* WHAT YOU HAVE TO DO
Look through the material below. Copy each line that contains the string "Journ".
-----
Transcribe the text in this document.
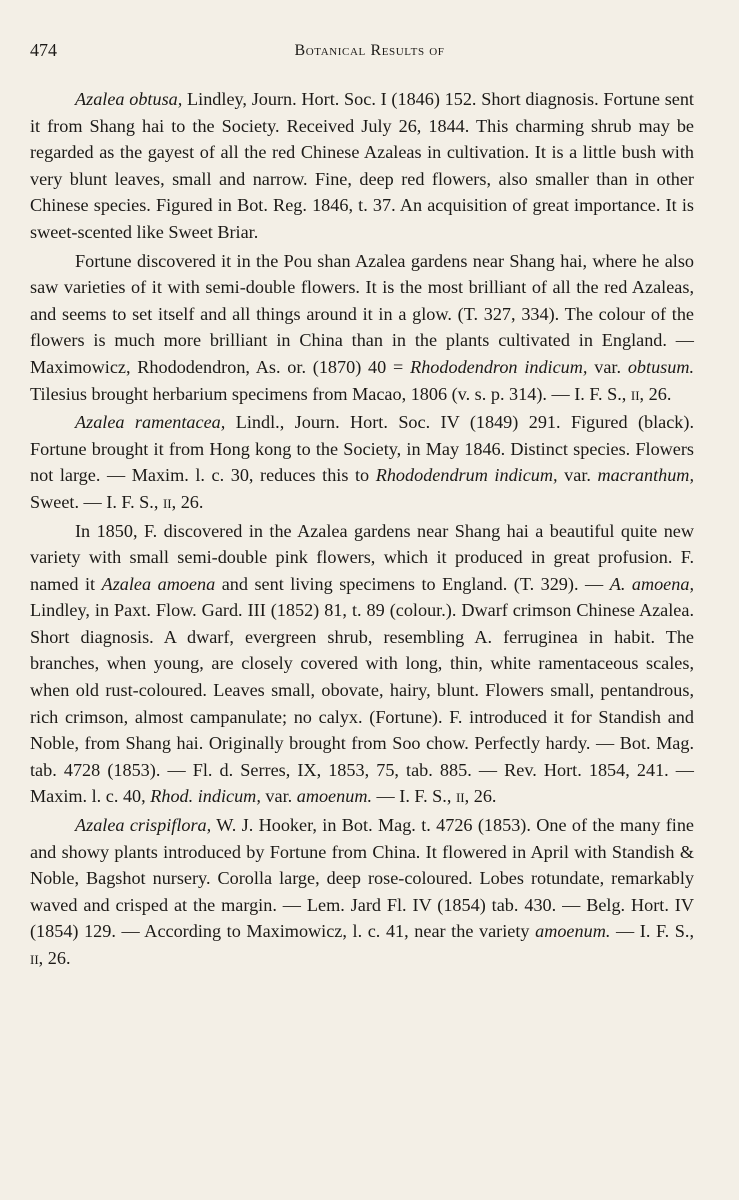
474	Botanical Results of

Azalea obtusa, Lindley, Journ. Hort. Soc. I (1846) 152. Short diagnosis. Fortune sent it from Shang hai to the Society. Received July 26, 1844. This charming shrub may be regarded as the gayest of all the red Chinese Azaleas in cultivation. It is a little bush with very blunt leaves, small and narrow. Fine, deep red flowers, also smaller than in other Chinese species. Figured in Bot. Reg. 1846, t. 37. An acquisition of great importance. It is sweet-scented like Sweet Briar.

Fortune discovered it in the Pou shan Azalea gardens near Shang hai, where he also saw varieties of it with semi-double flowers. It is the most brilliant of all the red Azaleas, and seems to set itself and all things around it in a glow. (T. 327, 334). The colour of the flowers is much more brilliant in China than in the plants cultivated in England. — Maximowicz, Rhododendron, As. or. (1870) 40 = Rhododendron indicum, var. obtusum. Tilesius brought herbarium specimens from Macao, 1806 (v. s. p. 314). — I. F. S., ii, 26.

Azalea ramentacea, Lindl., Journ. Hort. Soc. IV (1849) 291. Figured (black). Fortune brought it from Hong kong to the Society, in May 1846. Distinct species. Flowers not large. — Maxim. l. c. 30, reduces this to Rhododendrum indicum, var. macranthum, Sweet. — I. F. S., ii, 26.

In 1850, F. discovered in the Azalea gardens near Shang hai a beautiful quite new variety with small semi-double pink flowers, which it produced in great profusion. F. named it Azalea amoena and sent living specimens to England. (T. 329). — A. amoena, Lindley, in Paxt. Flow. Gard. III (1852) 81, t. 89 (colour.). Dwarf crimson Chinese Azalea. Short diagnosis. A dwarf, evergreen shrub, resembling A. ferruginea in habit. The branches, when young, are closely covered with long, thin, white ramentaceous scales, when old rust-coloured. Leaves small, obovate, hairy, blunt. Flowers small, pentandrous, rich crimson, almost campanulate; no calyx. (Fortune). F. introduced it for Standish and Noble, from Shang hai. Originally brought from Soo chow. Perfectly hardy. — Bot. Mag. tab. 4728 (1853). — Fl. d. Serres, IX, 1853, 75, tab. 885. — Rev. Hort. 1854, 241. — Maxim. l. c. 40, Rhod. indicum, var. amoenum. — I. F. S., ii, 26.

Azalea crispiflora, W. J. Hooker, in Bot. Mag. t. 4726 (1853). One of the many fine and showy plants introduced by Fortune from China. It flowered in April with Standish & Noble, Bagshot nursery. Corolla large, deep rose-coloured. Lobes rotundate, remarkably waved and crisped at the margin. — Lem. Jard Fl. IV (1854) tab. 430. — Belg. Hort. IV (1854) 129. — According to Maximowicz, l. c. 41, near the variety amoenum. — I. F. S., ii, 26.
-----
* CORRECT RESULT
Azalea obtusa, Lindley, Journ. Hort. Soc. I (1846) 152. Short diagnosis. Fortune sent it from Shang hai to the Society. Received July 26, 1844. This charming shrub may be regarded as the gayest of all the red Chinese Azaleas in cultivation. It is a little bush with very blunt leaves, small and narrow. Fine, deep red flowers, also smaller than in other Chinese species. Figured in Bot. Reg. 1846, t. 37. An acquisition of great importance. It is sweet-scented like Sweet Briar.
Azalea ramentacea, Lindl., Journ. Hort. Soc. IV (1849) 291. Figured (black). Fortune brought it from Hong kong to the Society, in May 1846. Distinct species. Flowers not large. — Maxim. l. c. 30, reduces this to Rhododendrum indicum, var. macranthum, Sweet. — I. F. S., ii, 26.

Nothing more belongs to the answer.